— start of Provided data —

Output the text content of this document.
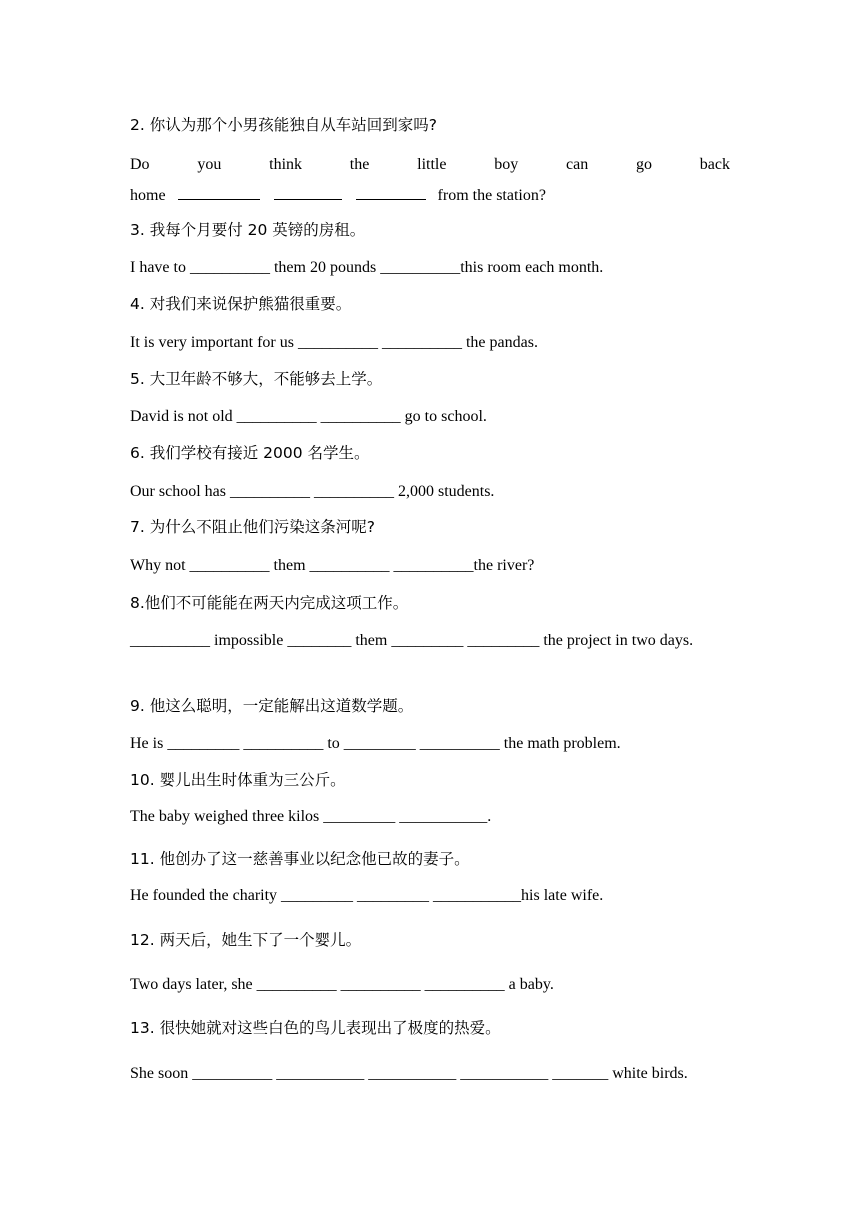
2. 你认为那个小男孩能独自从车站回到家吗?
Do	you	think	the	little	boy	can	go	back
home	from the station?
3. 我每个月要付 20 英镑的房租。
I have to __________ them 20 pounds __________this room each month.
4. 对我们来说保护熊猫很重要。
It is very important for us __________ __________ the pandas.
5. 大卫年龄不够大，不能够去上学。
David is not old __________ __________ go to school.
6. 我们学校有接近 2000 名学生。
Our school has __________ __________ 2,000 students.
7. 为什么不阻止他们污染这条河呢?
Why not __________ them __________ __________the river?
8.他们不可能能在两天内完成这项工作。
__________ impossible ________ them _________ _________ the project in two days.
9. 他这么聪明，一定能解出这道数学题。
He is _________ __________ to _________ __________ the math problem.
10. 婴儿出生时体重为三公斤。
The baby weighed three kilos _________ ___________.
11. 他创办了这一慈善事业以纪念他已故的妻子。
He founded the charity _________ _________ ___________his late wife.
12. 两天后，她生下了一个婴儿。
Two days later, she __________ __________ __________ a baby.
13. 很快她就对这些白色的鸟儿表现出了极度的热爱。
She soon __________ ___________ ___________ ___________ _______ white birds.
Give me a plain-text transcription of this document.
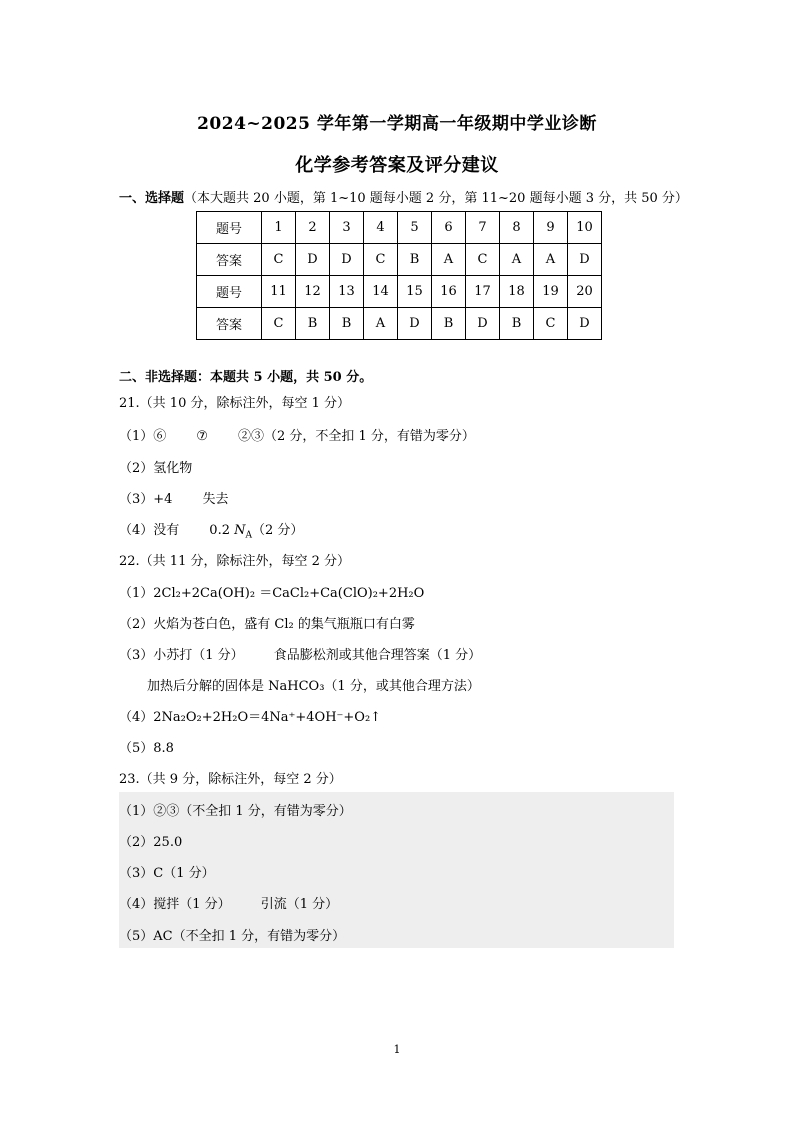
2024~2025 学年第一学期高一年级期中学业诊断
化学参考答案及评分建议
一、选择题（本大题共 20 小题，第 1~10 题每小题 2 分，第 11~20 题每小题 3 分，共 50 分）
题号	1	2	3	4	5	6	7	8	9	10
答案	C	D	D	C	B	A	C	A	A	D
题号	11	12	13	14	15	16	17	18	19	20
答案	C	B	B	A	D	B	D	B	C	D
二、非选择题：本题共 5 小题，共 50 分。
21.（共 10 分，除标注外，每空 1 分）
（1）⑥ ⑦ ②③（2 分，不全扣 1 分，有错为零分）
（2）氢化物
（3）+4 失去
（4）没有 0.2 $N_A(2$ 分）
22.（共 11 分，除标注外，每空 2 分）
（1）2Cl₂+2Ca(OH)₂ ＝CaCl₂+Ca(ClO)₂+2H₂O
（2）火焰为苍白色，盛有 Cl₂ 的集气瓶瓶口有白雾
（3）小苏打（1 分） 食品膨松剂或其他合理答案（1 分）
加热后分解的固体是 NaHCO₃（1 分，或其他合理方法）
（4）2Na₂O₂+2H₂O＝4Na⁺+4OH⁻+O₂↑
（5）8.8
23.（共 9 分，除标注外，每空 2 分）
（1）②③（不全扣 1 分，有错为零分）
（2）25.0
（3）C（1 分）
（4）搅拌（1 分） 引流（1 分）
（5）AC（不全扣 1 分，有错为零分）
1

— end of Provided data —

• **Task statement**: Whenever "days" turns up in a line, pick that line out.

• **Exercise response**:
__________ impossible ________ them _________ _________ the project in two days.
Two days later, she __________ __________ __________ a baby.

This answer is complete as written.